### [PROBLEM DETAILS]
Your task is to copy the listing exactly. Drop any pictures from the copy.

____ DATA

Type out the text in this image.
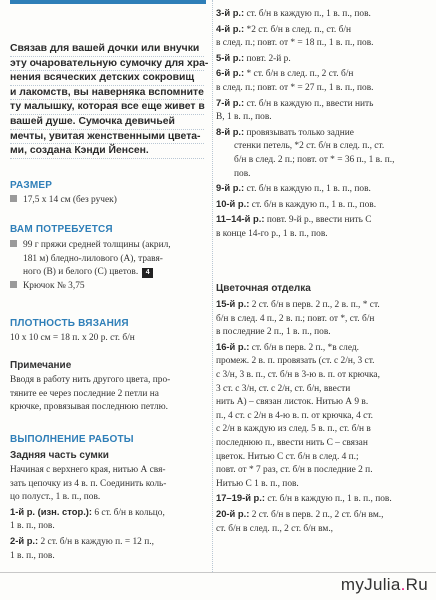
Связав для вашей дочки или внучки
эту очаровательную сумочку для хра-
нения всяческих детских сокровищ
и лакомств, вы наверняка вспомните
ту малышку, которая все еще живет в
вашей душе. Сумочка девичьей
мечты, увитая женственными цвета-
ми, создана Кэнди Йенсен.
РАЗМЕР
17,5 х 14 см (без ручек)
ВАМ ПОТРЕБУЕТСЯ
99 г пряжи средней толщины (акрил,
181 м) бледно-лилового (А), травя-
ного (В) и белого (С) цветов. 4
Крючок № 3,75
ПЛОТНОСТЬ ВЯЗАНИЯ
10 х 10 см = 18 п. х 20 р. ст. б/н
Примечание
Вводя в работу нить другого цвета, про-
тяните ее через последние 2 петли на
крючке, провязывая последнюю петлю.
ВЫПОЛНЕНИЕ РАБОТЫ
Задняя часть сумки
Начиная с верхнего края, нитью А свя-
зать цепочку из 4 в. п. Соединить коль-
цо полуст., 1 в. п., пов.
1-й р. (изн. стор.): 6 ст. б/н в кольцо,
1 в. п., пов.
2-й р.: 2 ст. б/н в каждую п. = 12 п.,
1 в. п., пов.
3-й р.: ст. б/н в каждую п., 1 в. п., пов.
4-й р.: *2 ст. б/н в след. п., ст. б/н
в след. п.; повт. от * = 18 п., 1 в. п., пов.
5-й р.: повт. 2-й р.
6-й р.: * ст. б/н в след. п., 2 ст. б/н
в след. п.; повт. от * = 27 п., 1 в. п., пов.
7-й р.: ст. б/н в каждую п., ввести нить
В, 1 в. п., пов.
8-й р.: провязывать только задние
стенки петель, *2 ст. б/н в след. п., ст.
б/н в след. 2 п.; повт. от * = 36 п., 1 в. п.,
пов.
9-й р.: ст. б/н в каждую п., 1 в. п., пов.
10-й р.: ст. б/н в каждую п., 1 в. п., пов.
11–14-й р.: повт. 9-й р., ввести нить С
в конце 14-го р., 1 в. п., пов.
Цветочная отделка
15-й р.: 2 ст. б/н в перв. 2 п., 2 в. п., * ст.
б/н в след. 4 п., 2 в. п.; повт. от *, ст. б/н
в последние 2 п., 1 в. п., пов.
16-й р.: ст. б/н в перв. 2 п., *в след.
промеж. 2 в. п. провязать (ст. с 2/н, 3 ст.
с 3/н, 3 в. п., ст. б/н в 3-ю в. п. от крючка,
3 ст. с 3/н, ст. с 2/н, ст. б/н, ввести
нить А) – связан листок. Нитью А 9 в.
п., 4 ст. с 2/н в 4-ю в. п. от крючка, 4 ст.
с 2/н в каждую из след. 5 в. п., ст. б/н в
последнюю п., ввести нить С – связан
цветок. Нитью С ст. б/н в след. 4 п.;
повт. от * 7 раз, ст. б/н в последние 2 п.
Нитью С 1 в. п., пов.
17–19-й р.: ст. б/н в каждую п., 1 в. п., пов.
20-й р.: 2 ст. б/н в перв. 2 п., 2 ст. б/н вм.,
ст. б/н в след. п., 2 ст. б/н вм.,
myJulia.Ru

________

### [RESULT BELOW]
Type out the text in this image.
Связав для вашей дочки или внучки
эту очаровательную сумочку для хра-
нения всяческих детских сокровищ
и лакомств, вы наверняка вспомните
ту малышку, которая все еще живет в
вашей душе. Сумочка девичьей
мечты, увитая женственными цвета-
ми, создана Кэнди Йенсен.
РАЗМЕР
17,5 х 14 см (без ручек)
ВАМ ПОТРЕБУЕТСЯ
99 г пряжи средней толщины (акрил,
181 м) бледно-лилового (А), травя-
ного (В) и белого (С) цветов. 4
Крючок № 3,75
ПЛОТНОСТЬ ВЯЗАНИЯ
10 х 10 см = 18 п. х 20 р. ст. б/н
Примечание
Вводя в работу нить другого цвета, про-
тяните ее через последние 2 петли на
крючке, провязывая последнюю петлю.
ВЫПОЛНЕНИЕ РАБОТЫ
Задняя часть сумки
Начиная с верхнего края, нитью А свя-
зать цепочку из 4 в. п. Соединить коль-
цо полуст., 1 в. п., пов.
1-й р. (изн. стор.): 6 ст. б/н в кольцо,
1 в. п., пов.
2-й р.: 2 ст. б/н в каждую п. = 12 п.,
1 в. п., пов.
3-й р.: ст. б/н в каждую п., 1 в. п., пов.
4-й р.: *2 ст. б/н в след. п., ст. б/н
в след. п.; повт. от * = 18 п., 1 в. п., пов.
5-й р.: повт. 2-й р.
6-й р.: * ст. б/н в след. п., 2 ст. б/н
в след. п.; повт. от * = 27 п., 1 в. п., пов.
7-й р.: ст. б/н в каждую п., ввести нить
В, 1 в. п., пов.
8-й р.: провязывать только задние
стенки петель, *2 ст. б/н в след. п., ст.
б/н в след. 2 п.; повт. от * = 36 п., 1 в. п.,
пов.
9-й р.: ст. б/н в каждую п., 1 в. п., пов.
10-й р.: ст. б/н в каждую п., 1 в. п., пов.
11–14-й р.: повт. 9-й р., ввести нить С
в конце 14-го р., 1 в. п., пов.
Цветочная отделка
15-й р.: 2 ст. б/н в перв. 2 п., 2 в. п., * ст.
б/н в след. 4 п., 2 в. п.; повт. от *, ст. б/н
в последние 2 п., 1 в. п., пов.
16-й р.: ст. б/н в перв. 2 п., *в след.
промеж. 2 в. п. провязать (ст. с 2/н, 3 ст.
с 3/н, 3 в. п., ст. б/н в 3-ю в. п. от крючка,
3 ст. с 3/н, ст. с 2/н, ст. б/н, ввести
нить А) – связан листок. Нитью А 9 в.
п., 4 ст. с 2/н в 4-ю в. п. от крючка, 4 ст.
с 2/н в каждую из след. 5 в. п., ст. б/н в
последнюю п., ввести нить С – связан
цветок. Нитью С ст. б/н в след. 4 п.;
повт. от * 7 раз, ст. б/н в последние 2 п.
Нитью С 1 в. п., пов.
17–19-й р.: ст. б/н в каждую п., 1 в. п., пов.
20-й р.: 2 ст. б/н в перв. 2 п., 2 ст. б/н вм.,
ст. б/н в след. п., 2 ст. б/н вм.,
myJulia.Ru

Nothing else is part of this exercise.